§ **Challenge**: Using the data beneath, show every line that includes the word "调度报表".

Records excerpted from a collection
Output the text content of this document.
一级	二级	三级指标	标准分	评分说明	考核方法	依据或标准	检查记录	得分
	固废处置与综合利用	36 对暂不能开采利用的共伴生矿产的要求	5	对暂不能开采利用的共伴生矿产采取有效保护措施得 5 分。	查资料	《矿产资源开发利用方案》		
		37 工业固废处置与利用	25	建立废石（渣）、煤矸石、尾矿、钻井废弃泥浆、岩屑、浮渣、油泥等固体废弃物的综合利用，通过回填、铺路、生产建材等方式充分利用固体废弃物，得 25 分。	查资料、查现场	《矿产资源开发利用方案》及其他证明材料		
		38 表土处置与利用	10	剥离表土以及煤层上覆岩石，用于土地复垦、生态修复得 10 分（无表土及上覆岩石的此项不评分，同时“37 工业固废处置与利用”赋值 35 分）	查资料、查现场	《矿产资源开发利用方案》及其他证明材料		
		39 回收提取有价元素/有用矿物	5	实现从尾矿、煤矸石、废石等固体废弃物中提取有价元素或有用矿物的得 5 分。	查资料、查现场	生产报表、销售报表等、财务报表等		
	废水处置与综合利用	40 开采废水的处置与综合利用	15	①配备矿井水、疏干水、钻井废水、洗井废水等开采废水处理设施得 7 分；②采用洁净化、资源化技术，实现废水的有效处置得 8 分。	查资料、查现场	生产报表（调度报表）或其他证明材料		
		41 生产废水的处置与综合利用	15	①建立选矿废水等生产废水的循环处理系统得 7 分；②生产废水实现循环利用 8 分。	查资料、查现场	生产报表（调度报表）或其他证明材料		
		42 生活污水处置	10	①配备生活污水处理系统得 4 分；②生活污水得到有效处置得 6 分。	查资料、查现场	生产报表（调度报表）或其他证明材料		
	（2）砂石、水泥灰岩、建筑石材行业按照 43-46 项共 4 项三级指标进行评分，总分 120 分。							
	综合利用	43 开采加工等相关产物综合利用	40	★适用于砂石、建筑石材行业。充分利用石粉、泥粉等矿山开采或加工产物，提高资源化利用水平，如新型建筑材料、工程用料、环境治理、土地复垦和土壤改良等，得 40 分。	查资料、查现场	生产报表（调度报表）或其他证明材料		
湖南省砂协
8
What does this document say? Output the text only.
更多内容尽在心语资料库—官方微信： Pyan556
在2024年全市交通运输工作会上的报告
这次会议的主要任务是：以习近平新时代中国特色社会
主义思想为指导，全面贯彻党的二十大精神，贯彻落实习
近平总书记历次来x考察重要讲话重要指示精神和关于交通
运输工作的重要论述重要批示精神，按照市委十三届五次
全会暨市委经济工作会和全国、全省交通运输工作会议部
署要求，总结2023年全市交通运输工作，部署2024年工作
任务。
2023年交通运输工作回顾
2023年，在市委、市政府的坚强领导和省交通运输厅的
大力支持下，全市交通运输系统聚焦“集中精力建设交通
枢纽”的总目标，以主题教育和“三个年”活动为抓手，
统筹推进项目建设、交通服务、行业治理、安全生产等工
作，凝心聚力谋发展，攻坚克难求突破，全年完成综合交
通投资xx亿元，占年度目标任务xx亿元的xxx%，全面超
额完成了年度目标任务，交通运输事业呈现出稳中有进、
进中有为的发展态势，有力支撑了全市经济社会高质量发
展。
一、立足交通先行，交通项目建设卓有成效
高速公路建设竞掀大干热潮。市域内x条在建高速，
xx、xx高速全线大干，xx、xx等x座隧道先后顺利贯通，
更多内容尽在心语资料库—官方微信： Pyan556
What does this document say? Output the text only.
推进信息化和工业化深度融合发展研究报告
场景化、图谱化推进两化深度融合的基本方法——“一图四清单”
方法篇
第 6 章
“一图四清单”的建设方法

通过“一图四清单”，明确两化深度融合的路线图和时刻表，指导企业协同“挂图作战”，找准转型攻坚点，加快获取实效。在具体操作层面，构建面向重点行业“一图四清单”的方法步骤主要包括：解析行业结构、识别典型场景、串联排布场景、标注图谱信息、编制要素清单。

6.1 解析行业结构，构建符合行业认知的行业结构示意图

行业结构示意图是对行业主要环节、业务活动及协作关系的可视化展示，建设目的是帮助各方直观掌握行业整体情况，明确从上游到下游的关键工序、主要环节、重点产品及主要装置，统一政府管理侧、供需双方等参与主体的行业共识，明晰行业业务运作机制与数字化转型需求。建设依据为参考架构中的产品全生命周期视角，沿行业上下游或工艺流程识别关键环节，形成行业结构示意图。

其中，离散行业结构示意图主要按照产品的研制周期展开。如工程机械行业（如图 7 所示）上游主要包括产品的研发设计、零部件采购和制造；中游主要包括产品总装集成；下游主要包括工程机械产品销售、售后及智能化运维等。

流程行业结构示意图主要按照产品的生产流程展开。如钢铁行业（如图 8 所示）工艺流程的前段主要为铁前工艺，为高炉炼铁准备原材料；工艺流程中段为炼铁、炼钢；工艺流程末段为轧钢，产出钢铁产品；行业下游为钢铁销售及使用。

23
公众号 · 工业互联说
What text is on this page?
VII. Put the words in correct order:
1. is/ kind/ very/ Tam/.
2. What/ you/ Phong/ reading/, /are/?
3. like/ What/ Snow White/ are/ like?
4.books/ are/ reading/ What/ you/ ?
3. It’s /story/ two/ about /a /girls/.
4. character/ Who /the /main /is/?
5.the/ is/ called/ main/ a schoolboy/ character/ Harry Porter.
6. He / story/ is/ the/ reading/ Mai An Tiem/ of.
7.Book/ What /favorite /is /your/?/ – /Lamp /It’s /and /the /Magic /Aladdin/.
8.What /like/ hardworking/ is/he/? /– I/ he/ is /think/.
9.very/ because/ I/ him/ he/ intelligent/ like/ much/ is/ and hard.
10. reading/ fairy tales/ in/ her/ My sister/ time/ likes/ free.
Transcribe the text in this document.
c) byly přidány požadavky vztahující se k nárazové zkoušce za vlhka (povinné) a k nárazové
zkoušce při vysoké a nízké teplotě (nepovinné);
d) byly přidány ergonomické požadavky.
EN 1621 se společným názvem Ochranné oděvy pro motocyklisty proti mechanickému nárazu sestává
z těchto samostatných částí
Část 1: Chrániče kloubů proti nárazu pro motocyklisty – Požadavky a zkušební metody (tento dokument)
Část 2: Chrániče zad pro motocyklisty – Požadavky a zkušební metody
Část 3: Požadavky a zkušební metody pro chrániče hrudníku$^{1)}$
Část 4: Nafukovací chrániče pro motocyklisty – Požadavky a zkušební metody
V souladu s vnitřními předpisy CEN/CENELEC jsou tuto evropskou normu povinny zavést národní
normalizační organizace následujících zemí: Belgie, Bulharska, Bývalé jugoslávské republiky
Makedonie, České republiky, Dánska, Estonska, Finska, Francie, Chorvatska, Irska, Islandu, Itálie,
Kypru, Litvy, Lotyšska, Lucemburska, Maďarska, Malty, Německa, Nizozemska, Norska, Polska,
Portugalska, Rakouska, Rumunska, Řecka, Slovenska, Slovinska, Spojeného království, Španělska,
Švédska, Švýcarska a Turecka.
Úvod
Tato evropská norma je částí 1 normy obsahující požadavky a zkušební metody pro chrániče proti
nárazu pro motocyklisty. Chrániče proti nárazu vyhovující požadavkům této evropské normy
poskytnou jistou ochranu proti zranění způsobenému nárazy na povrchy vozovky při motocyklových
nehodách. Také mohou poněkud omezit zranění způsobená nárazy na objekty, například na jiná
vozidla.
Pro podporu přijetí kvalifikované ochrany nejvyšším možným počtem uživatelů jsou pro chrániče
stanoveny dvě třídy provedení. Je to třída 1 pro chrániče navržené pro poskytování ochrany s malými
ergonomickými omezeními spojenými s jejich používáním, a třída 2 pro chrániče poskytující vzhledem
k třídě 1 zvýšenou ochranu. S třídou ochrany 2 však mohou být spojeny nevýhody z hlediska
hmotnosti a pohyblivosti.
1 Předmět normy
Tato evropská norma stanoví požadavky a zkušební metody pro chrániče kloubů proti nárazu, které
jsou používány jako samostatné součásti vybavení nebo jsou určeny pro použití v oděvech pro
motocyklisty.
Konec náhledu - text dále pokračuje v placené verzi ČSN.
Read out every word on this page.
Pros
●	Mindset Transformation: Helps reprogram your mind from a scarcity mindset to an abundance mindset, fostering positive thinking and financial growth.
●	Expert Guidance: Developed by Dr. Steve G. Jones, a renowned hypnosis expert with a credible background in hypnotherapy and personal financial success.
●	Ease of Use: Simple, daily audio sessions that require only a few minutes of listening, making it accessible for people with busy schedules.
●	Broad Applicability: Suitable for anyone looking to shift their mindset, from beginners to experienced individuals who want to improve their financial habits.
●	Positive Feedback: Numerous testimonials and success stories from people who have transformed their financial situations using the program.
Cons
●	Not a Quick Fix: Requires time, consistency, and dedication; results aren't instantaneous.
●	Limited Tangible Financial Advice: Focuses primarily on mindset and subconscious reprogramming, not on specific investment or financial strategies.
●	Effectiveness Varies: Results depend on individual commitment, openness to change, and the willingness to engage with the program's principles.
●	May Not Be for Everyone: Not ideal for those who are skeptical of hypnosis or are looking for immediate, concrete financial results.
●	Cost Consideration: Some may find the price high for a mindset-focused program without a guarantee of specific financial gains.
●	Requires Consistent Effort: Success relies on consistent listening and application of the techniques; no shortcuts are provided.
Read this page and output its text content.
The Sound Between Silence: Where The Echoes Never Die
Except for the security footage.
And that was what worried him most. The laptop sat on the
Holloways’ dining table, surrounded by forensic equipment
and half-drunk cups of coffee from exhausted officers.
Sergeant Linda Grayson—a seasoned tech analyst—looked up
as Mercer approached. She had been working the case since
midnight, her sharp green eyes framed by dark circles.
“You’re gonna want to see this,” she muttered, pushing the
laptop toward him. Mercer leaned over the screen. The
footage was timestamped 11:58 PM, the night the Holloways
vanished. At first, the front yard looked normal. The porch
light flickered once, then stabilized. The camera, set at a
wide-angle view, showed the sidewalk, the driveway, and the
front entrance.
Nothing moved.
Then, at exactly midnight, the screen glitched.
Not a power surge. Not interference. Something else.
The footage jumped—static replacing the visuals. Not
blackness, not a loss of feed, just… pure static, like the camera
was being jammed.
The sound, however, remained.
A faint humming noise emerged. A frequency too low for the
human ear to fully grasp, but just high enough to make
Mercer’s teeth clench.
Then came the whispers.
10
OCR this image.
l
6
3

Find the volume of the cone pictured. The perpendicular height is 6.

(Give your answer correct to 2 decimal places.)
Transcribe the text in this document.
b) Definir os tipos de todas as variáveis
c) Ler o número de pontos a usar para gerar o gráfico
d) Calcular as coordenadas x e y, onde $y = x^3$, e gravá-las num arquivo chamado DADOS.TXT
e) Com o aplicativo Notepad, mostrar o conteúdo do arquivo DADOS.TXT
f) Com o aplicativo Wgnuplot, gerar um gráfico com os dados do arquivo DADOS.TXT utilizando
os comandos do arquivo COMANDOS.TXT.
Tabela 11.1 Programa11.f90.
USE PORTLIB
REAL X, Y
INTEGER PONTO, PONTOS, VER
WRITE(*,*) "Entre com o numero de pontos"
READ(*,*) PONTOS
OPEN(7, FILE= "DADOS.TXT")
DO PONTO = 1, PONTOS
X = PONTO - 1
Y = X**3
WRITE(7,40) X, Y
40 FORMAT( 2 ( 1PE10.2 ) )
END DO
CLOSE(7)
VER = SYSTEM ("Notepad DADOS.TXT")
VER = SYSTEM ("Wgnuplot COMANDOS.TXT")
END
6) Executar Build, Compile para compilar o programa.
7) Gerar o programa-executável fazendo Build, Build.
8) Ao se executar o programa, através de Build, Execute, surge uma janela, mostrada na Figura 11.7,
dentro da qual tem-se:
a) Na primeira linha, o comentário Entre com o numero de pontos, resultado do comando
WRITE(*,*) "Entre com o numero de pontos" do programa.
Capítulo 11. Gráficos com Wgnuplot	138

§ **Completed exercise**:
	废水处置与综合利用	40 开采废水的处置与综合利用	15	①配备矿井水、疏干水、钻井废水、洗井废水等开采废水处理设施得 7 分；②采用洁净化、资源化技术，实现废水的有效处置得 8 分。	查资料、查现场	生产报表（调度报表）或其他证明材料		
		41 生产废水的处置与综合利用	15	①建立选矿废水等生产废水的循环处理系统得 7 分；②生产废水实现循环利用 8 分。	查资料、查现场	生产报表（调度报表）或其他证明材料		
		42 生活污水处置	10	①配备生活污水处理系统得 4 分；②生活污水得到有效处置得 6 分。	查资料、查现场	生产报表（调度报表）或其他证明材料		
	综合利用	43 开采加工等相关产物综合利用	40	★适用于砂石、建筑石材行业。充分利用石粉、泥粉等矿山开采或加工产物，提高资源化利用水平，如新型建筑材料、工程用料、环境治理、土地复垦和土壤改良等，得 40 分。	查资料、查现场	生产报表（调度报表）或其他证明材料		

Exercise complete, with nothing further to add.